* _Items_
+---+

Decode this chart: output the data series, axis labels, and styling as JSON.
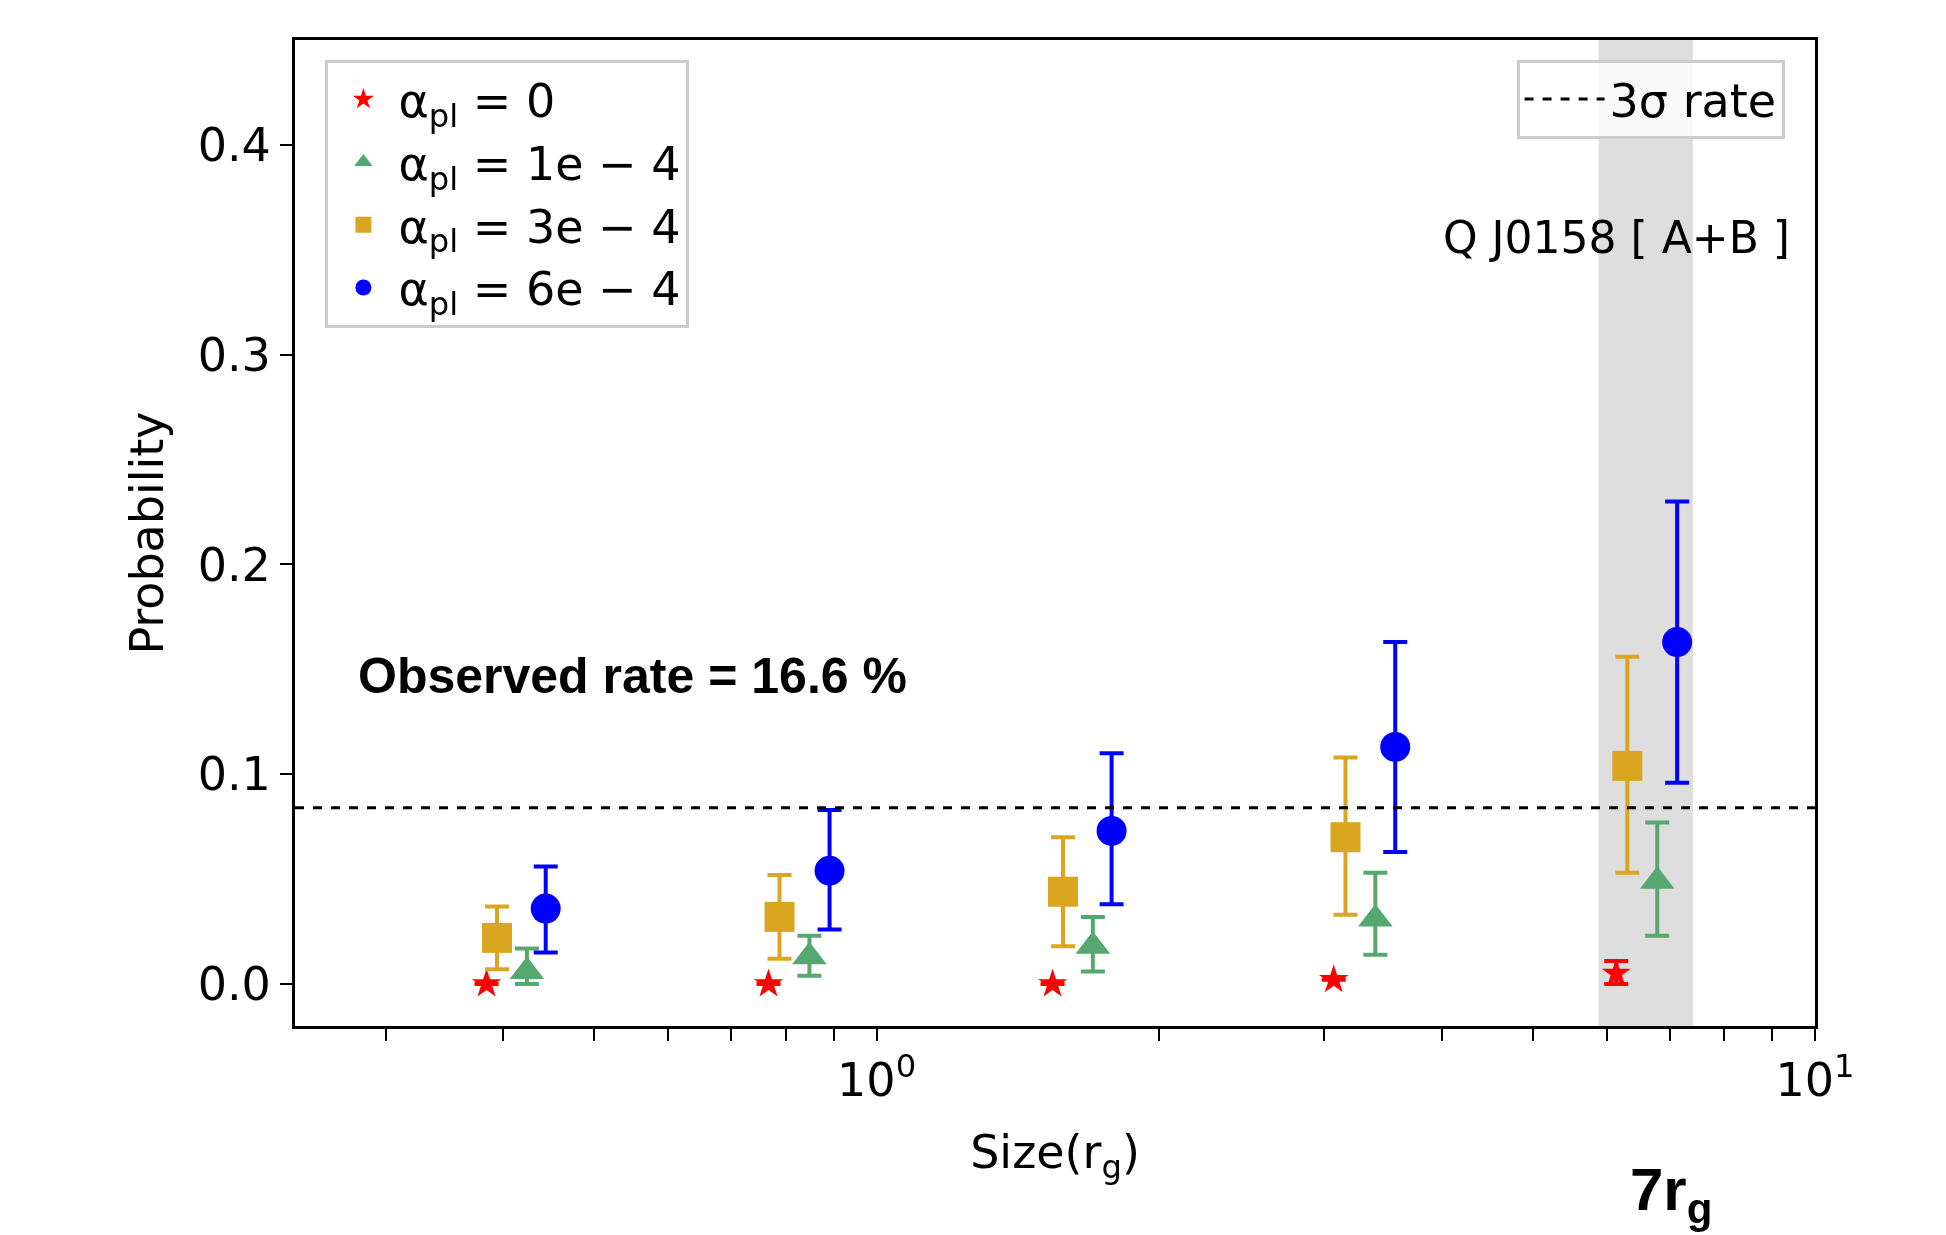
{
  "chart_data": {
    "type": "scatter",
    "xlabel": "Size(r$_{g}$)",
    "ylabel": "Probability",
    "log": "x",
    "xlim": [
      0.24,
      10
    ],
    "ylim": [
      -0.02,
      0.45
    ],
    "xticks": [
      {
        "value": 0.3,
        "label": null
      },
      {
        "value": 0.4,
        "label": null
      },
      {
        "value": 0.5,
        "label": null
      },
      {
        "value": 0.6,
        "label": null
      },
      {
        "value": 0.7,
        "label": null
      },
      {
        "value": 0.8,
        "label": null
      },
      {
        "value": 0.9,
        "label": null
      },
      {
        "value": 1,
        "label": "10$^{0}$"
      },
      {
        "value": 2,
        "label": null
      },
      {
        "value": 3,
        "label": null
      },
      {
        "value": 4,
        "label": null
      },
      {
        "value": 5,
        "label": null
      },
      {
        "value": 6,
        "label": null
      },
      {
        "value": 7,
        "label": null
      },
      {
        "value": 8,
        "label": null
      },
      {
        "value": 9,
        "label": null
      },
      {
        "value": 10,
        "label": "10$^{1}$"
      }
    ],
    "yticks": [
      {
        "value": 0,
        "label": "0.0"
      },
      0.1,
      0.2,
      0.3,
      0.4
    ],
    "grid": false,
    "legend": "top left",
    "series": [
      {
        "name": "α$_{pl}$ = 0",
        "color": "#ff0000",
        "marker": "star",
        "x": [
          0.384,
          0.767,
          1.54,
          3.07,
          6.14
        ],
        "values": [
          0,
          0,
          0,
          0.002,
          0.005
        ],
        "errors": [
          null,
          null,
          null,
          null,
          [
            0,
            0.011
          ]
        ]
      },
      {
        "name": "α$_{pl}$ = 1e − 4",
        "color": "#55a870",
        "marker": "triangle",
        "x": [
          0.424,
          0.848,
          1.7,
          3.4,
          6.79
        ],
        "values": [
          0.006,
          0.013,
          0.018,
          0.031,
          0.049
        ],
        "errors": [
          [
            0,
            0.017
          ],
          [
            0.004,
            0.023
          ],
          [
            0.006,
            0.032
          ],
          [
            0.014,
            0.053
          ],
          [
            0.023,
            0.077
          ]
        ]
      },
      {
        "name": "α$_{pl}$ = 3e − 4",
        "color": "#daa520",
        "marker": "square",
        "x": [
          0.394,
          0.788,
          1.58,
          3.16,
          6.31
        ],
        "values": [
          0.022,
          0.032,
          0.044,
          0.07,
          0.104
        ],
        "errors": [
          [
            0.007,
            0.037
          ],
          [
            0.012,
            0.052
          ],
          [
            0.018,
            0.07
          ],
          [
            0.033,
            0.108
          ],
          [
            0.053,
            0.156
          ]
        ]
      },
      {
        "name": "α$_{pl}$ = 6e − 4",
        "color": "#0000ff",
        "marker": "circle",
        "x": [
          0.444,
          0.891,
          1.78,
          3.57,
          7.13
        ],
        "values": [
          0.036,
          0.054,
          0.073,
          0.113,
          0.163
        ],
        "errors": [
          [
            0.015,
            0.056
          ],
          [
            0.026,
            0.083
          ],
          [
            0.038,
            0.11
          ],
          [
            0.063,
            0.163
          ],
          [
            0.096,
            0.23
          ]
        ]
      }
    ],
    "ref_lines": [
      {
        "axis": "y",
        "value": 0.084,
        "label": "3σ rate",
        "color": "#000000",
        "line_style": "dashed"
      }
    ],
    "bands": [
      {
        "axis": "x",
        "from": 5.88,
        "to": 7.41,
        "color": "#dedede"
      }
    ],
    "annotations": [
      "Q J0158 [ A+B ]",
      "Observed rate = 16.6 %",
      "7r$_{g}$"
    ]
  }
}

+---+

* _Directive_
Copy all lines of the material above where the string "name" occurs.

* _Result for this exercise_
        "name": "α$_{pl}$ = 0",
        "name": "α$_{pl}$ = 1e − 4",
        "name": "α$_{pl}$ = 3e − 4",
        "name": "α$_{pl}$ = 6e − 4",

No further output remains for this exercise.